DATA TO PROCESS:
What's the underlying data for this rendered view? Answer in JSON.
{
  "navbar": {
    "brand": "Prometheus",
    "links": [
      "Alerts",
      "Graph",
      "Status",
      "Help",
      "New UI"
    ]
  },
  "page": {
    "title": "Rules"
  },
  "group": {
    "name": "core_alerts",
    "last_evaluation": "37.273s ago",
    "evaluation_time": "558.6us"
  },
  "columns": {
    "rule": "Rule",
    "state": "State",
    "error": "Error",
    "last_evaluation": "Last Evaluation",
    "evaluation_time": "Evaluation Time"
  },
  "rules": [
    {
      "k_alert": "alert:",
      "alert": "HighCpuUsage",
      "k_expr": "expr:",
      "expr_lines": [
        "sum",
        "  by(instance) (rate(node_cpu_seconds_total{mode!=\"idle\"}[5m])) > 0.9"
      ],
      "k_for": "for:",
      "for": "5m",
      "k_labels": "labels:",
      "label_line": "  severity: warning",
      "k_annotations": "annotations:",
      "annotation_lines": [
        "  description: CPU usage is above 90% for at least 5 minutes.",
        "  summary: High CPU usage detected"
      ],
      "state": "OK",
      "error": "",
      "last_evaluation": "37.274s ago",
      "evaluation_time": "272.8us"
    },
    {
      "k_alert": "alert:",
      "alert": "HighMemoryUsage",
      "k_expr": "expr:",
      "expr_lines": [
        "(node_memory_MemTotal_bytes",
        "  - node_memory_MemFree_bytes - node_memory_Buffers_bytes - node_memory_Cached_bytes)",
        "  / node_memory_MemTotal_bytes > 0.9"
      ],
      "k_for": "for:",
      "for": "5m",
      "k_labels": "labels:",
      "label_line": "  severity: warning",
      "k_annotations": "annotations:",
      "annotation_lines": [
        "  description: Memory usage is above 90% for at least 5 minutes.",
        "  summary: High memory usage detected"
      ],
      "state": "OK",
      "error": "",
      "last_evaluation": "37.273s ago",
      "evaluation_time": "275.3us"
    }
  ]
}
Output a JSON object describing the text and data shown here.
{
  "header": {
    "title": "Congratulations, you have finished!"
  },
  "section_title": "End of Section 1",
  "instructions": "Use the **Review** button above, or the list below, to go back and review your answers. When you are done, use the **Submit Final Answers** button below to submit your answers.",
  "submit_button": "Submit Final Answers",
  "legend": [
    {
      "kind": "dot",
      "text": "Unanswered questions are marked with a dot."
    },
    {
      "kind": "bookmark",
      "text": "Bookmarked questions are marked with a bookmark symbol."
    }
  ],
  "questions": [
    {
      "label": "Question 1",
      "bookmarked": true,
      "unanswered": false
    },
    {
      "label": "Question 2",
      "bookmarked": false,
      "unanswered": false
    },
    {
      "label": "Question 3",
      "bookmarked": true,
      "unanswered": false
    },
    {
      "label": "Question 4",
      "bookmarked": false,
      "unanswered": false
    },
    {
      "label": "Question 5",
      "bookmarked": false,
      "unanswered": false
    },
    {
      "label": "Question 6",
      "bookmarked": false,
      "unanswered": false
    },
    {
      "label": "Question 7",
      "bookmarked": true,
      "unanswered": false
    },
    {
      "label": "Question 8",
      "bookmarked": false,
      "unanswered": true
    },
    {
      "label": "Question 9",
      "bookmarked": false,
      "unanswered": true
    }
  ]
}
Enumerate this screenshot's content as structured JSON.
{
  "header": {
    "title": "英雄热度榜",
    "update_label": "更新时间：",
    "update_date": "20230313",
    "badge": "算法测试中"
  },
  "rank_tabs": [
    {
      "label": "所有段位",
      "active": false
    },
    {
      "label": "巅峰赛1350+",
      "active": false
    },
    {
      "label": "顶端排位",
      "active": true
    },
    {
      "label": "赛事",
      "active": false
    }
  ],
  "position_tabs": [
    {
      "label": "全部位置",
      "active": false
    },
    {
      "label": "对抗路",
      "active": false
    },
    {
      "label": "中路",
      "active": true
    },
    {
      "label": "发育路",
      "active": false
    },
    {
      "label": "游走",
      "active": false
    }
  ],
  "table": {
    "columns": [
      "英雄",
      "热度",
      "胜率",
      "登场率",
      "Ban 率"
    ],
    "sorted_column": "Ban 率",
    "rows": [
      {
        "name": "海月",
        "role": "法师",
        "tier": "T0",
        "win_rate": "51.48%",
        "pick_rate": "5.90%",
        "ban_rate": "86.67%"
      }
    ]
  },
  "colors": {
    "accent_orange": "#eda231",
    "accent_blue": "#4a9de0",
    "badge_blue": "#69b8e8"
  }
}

WHAT THE TASK REQUIRES:
In the records above, how many lines contain the word "least"? Give the number alone.

CORRECT OUTPUT:
2